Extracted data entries
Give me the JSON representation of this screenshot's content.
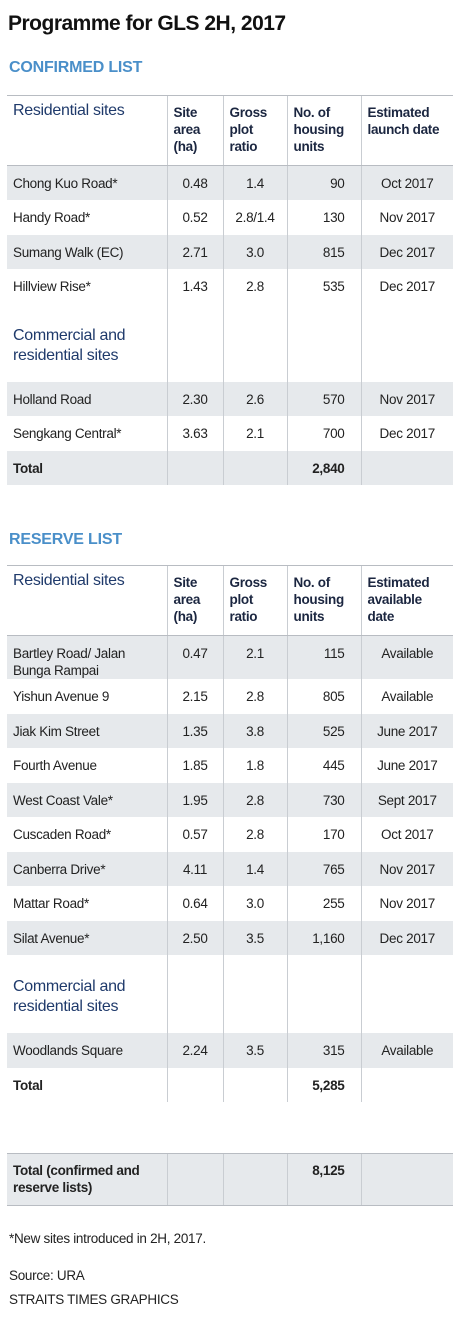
{
  "title": "Programme for GLS 2H, 2017",
  "sections": [
    {
      "heading": "CONFIRMED LIST",
      "columns": [
        "Residential sites",
        "Site area (ha)",
        "Gross plot ratio",
        "No. of housing units",
        "Estimated launch date"
      ],
      "residential": [
        [
          "Chong Kuo Road*",
          "0.48",
          "1.4",
          "90",
          "Oct 2017"
        ],
        [
          "Handy Road*",
          "0.52",
          "2.8/1.4",
          "130",
          "Nov 2017"
        ],
        [
          "Sumang Walk (EC)",
          "2.71",
          "3.0",
          "815",
          "Dec 2017"
        ],
        [
          "Hillview Rise*",
          "1.43",
          "2.8",
          "535",
          "Dec 2017"
        ]
      ],
      "commercial_label": "Commercial and residential sites",
      "commercial": [
        [
          "Holland Road",
          "2.30",
          "2.6",
          "570",
          "Nov 2017"
        ],
        [
          "Sengkang Central*",
          "3.63",
          "2.1",
          "700",
          "Dec 2017"
        ]
      ],
      "total": [
        "Total",
        "2,840"
      ]
    },
    {
      "heading": "RESERVE LIST",
      "columns": [
        "Residential sites",
        "Site area (ha)",
        "Gross plot ratio",
        "No. of housing units",
        "Estimated available date"
      ],
      "residential": [
        [
          "Bartley Road/ Jalan Bunga Rampai",
          "0.47",
          "2.1",
          "115",
          "Available"
        ],
        [
          "Yishun Avenue 9",
          "2.15",
          "2.8",
          "805",
          "Available"
        ],
        [
          "Jiak Kim Street",
          "1.35",
          "3.8",
          "525",
          "June 2017"
        ],
        [
          "Fourth Avenue",
          "1.85",
          "1.8",
          "445",
          "June 2017"
        ],
        [
          "West Coast Vale*",
          "1.95",
          "2.8",
          "730",
          "Sept 2017"
        ],
        [
          "Cuscaden Road*",
          "0.57",
          "2.8",
          "170",
          "Oct 2017"
        ],
        [
          "Canberra Drive*",
          "4.11",
          "1.4",
          "765",
          "Nov 2017"
        ],
        [
          "Mattar Road*",
          "0.64",
          "3.0",
          "255",
          "Nov 2017"
        ],
        [
          "Silat Avenue*",
          "2.50",
          "3.5",
          "1,160",
          "Dec 2017"
        ]
      ],
      "commercial_label": "Commercial and residential sites",
      "commercial": [
        [
          "Woodlands Square",
          "2.24",
          "3.5",
          "315",
          "Available"
        ]
      ],
      "total": [
        "Total",
        "5,285"
      ]
    }
  ],
  "grand_total": [
    "Total (confirmed and reserve lists)",
    "8,125"
  ],
  "footnote": "*New sites introduced in 2H, 2017.",
  "source": "Source: URA",
  "credit": "STRAITS TIMES GRAPHICS"
}
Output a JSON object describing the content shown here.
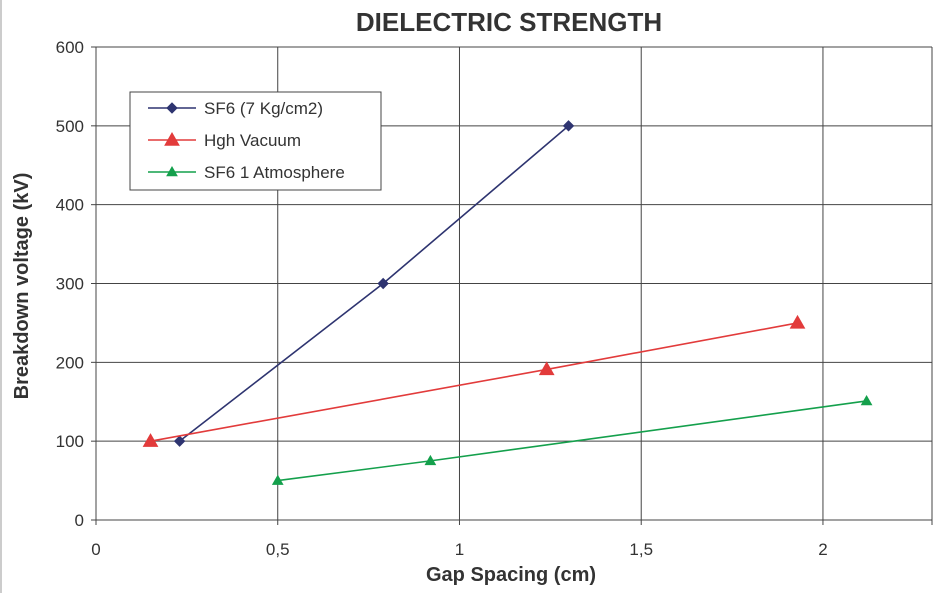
{
  "chart_data": {
    "type": "line",
    "title": "DIELECTRIC STRENGTH",
    "xlabel": "Gap Spacing (cm)",
    "ylabel": "Breakdown voltage (kV)",
    "xlim": [
      0,
      2.3
    ],
    "ylim": [
      0,
      600
    ],
    "x_ticks": [
      {
        "value": 0,
        "label": "0"
      },
      {
        "value": 0.5,
        "label": "0,5"
      },
      {
        "value": 1,
        "label": "1"
      },
      {
        "value": 1.5,
        "label": "1,5"
      },
      {
        "value": 2,
        "label": "2"
      }
    ],
    "y_ticks": [
      {
        "value": 0,
        "label": "0"
      },
      {
        "value": 100,
        "label": "100"
      },
      {
        "value": 200,
        "label": "200"
      },
      {
        "value": 300,
        "label": "300"
      },
      {
        "value": 400,
        "label": "400"
      },
      {
        "value": 500,
        "label": "500"
      },
      {
        "value": 600,
        "label": "600"
      }
    ],
    "grid": true,
    "legend_position": "top-left",
    "series": [
      {
        "name": "SF6 (7 Kg/cm2)",
        "color": "#2e3470",
        "marker": "diamond",
        "points": [
          [
            0.23,
            100
          ],
          [
            0.79,
            300
          ],
          [
            1.3,
            500
          ]
        ]
      },
      {
        "name": "Hgh Vacuum",
        "color": "#e23b3b",
        "marker": "triangle",
        "points": [
          [
            0.15,
            100
          ],
          [
            1.24,
            191
          ],
          [
            1.93,
            250
          ]
        ]
      },
      {
        "name": "SF6 1 Atmosphere",
        "color": "#14a04c",
        "marker": "triangle-small",
        "points": [
          [
            0.5,
            50
          ],
          [
            0.92,
            75
          ],
          [
            2.12,
            151
          ]
        ]
      }
    ]
  }
}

**What to work on:** Search the data for the string "date" and copy each line where it appears.

**Task solution:**
        "Estimated launch date"
        "Estimated available date"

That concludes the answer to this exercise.